[DIRECTIVE]: Report all lines from the entries below in which "days" appears.

(Stored data entries)
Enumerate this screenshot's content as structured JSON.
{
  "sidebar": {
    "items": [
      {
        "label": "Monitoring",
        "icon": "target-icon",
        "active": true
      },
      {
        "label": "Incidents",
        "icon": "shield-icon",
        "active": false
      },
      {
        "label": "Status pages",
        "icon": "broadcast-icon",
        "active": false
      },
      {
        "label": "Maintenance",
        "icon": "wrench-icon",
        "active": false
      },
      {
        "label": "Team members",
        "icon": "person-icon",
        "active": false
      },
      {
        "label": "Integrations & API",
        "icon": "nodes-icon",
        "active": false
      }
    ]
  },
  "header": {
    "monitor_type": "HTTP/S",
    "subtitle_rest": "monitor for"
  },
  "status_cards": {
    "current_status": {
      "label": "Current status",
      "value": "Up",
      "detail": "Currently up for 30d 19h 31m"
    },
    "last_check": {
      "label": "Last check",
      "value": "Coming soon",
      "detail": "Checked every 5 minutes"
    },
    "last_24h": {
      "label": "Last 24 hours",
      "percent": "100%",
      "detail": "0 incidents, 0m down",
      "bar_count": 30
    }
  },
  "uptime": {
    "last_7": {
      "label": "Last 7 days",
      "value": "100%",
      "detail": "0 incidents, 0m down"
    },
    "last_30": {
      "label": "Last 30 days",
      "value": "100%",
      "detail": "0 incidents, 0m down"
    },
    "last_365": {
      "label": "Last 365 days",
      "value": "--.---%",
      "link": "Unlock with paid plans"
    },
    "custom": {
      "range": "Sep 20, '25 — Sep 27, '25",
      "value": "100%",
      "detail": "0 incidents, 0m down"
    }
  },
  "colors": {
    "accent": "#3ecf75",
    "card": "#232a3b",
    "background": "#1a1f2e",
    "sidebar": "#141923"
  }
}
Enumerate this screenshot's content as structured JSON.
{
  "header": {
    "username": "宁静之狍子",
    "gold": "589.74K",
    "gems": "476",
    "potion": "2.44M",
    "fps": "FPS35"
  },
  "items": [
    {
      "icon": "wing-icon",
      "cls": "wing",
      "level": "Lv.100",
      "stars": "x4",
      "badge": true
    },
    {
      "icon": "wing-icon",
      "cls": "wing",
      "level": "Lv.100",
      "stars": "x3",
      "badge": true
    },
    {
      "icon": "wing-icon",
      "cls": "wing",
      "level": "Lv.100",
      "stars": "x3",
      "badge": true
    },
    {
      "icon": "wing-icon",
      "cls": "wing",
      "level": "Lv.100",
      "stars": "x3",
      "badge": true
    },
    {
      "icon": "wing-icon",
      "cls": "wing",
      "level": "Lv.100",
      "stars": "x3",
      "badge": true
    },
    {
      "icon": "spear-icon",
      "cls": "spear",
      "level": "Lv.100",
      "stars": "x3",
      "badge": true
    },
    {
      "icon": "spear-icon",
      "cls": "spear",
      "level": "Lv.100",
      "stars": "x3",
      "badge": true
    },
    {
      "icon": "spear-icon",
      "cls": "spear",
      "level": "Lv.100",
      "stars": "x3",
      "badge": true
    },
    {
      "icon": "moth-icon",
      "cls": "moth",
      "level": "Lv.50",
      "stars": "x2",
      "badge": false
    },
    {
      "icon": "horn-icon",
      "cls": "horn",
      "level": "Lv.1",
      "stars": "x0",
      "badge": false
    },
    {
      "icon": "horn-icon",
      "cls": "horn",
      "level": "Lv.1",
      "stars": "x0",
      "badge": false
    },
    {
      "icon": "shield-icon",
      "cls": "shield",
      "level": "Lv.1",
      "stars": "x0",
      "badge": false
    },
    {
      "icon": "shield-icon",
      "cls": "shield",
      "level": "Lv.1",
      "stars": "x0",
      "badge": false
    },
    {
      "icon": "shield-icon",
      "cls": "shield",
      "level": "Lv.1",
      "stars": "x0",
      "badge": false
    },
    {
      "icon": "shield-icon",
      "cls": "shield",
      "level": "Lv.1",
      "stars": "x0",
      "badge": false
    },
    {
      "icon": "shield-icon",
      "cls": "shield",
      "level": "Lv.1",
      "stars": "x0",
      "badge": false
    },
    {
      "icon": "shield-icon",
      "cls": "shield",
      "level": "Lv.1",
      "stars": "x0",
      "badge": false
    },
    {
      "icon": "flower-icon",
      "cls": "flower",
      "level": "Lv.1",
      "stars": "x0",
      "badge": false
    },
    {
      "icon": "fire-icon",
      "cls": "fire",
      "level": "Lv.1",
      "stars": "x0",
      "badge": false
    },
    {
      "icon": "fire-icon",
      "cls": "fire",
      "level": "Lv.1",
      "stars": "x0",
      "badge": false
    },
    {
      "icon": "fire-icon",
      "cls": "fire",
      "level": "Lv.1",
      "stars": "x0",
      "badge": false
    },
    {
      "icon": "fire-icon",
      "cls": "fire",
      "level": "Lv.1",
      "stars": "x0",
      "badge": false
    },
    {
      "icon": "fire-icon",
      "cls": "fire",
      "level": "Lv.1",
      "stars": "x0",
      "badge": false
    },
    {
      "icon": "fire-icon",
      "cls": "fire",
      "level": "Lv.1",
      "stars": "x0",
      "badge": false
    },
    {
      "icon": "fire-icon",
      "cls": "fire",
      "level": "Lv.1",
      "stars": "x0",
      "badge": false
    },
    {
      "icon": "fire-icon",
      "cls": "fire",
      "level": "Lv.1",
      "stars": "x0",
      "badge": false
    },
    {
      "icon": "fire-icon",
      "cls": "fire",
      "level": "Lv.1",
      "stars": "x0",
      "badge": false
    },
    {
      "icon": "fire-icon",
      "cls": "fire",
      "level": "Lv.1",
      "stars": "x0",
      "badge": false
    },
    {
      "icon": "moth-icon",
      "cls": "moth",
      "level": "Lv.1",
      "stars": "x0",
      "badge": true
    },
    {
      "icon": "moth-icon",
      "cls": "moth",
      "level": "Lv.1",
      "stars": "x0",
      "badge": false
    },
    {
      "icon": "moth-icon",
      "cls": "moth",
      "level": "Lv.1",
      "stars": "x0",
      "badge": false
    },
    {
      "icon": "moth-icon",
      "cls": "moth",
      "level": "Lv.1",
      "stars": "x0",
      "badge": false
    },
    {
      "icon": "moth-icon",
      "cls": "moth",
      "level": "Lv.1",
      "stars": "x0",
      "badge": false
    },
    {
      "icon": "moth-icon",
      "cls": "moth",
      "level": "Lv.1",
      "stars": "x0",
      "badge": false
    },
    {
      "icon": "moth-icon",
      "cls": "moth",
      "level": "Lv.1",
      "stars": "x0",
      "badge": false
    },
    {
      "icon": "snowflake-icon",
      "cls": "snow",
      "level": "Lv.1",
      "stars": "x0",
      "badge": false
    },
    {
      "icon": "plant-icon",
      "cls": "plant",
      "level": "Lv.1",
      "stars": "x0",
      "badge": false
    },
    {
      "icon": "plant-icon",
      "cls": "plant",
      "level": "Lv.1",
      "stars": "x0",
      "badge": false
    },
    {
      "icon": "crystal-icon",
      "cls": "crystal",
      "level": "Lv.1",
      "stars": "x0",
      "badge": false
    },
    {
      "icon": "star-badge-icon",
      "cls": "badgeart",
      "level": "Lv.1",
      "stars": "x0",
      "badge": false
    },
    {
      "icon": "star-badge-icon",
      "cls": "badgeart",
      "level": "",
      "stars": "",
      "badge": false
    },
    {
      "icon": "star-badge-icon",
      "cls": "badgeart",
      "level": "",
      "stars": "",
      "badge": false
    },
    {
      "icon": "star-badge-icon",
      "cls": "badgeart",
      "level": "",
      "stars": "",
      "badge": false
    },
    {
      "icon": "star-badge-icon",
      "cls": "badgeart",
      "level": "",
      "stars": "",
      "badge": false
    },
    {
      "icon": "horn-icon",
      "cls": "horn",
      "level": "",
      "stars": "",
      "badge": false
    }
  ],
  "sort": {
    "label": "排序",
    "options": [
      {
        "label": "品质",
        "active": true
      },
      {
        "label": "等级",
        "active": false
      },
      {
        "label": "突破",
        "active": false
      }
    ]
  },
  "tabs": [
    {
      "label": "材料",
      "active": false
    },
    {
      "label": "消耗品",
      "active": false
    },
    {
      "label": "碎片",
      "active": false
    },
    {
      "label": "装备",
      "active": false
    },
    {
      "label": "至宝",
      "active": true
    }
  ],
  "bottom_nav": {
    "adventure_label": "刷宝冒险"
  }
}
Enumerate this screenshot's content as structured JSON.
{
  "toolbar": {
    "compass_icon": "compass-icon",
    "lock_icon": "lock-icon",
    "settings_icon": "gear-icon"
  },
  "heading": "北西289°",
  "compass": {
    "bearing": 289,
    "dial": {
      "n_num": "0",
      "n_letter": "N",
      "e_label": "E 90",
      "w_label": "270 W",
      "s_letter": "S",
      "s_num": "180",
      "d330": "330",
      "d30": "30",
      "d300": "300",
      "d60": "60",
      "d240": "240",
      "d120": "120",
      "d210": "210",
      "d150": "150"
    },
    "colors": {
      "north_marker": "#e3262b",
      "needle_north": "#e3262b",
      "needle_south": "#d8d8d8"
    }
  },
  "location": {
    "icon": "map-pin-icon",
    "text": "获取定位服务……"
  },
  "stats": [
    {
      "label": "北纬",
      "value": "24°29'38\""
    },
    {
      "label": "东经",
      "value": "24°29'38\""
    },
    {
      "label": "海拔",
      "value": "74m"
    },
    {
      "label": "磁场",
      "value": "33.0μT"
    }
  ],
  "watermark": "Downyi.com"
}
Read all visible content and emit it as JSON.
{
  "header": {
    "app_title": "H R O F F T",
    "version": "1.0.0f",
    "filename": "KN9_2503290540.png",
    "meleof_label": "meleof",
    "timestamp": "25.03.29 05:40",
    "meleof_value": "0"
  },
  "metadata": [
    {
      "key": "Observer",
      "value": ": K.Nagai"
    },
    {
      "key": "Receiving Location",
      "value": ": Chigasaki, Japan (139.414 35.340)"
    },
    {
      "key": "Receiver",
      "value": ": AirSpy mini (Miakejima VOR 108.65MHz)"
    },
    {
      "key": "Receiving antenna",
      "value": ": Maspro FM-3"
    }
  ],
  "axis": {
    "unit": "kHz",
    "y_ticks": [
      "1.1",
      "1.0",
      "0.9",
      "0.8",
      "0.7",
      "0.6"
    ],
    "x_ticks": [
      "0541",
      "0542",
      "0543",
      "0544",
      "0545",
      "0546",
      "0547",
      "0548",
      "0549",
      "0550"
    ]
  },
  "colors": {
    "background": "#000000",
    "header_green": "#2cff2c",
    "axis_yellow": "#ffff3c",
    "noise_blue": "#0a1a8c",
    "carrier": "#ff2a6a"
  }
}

[OUTPUT FOR THIS TASK]:
      "label": "Last 7 days",
      "label": "Last 30 days",
      "label": "Last 365 days",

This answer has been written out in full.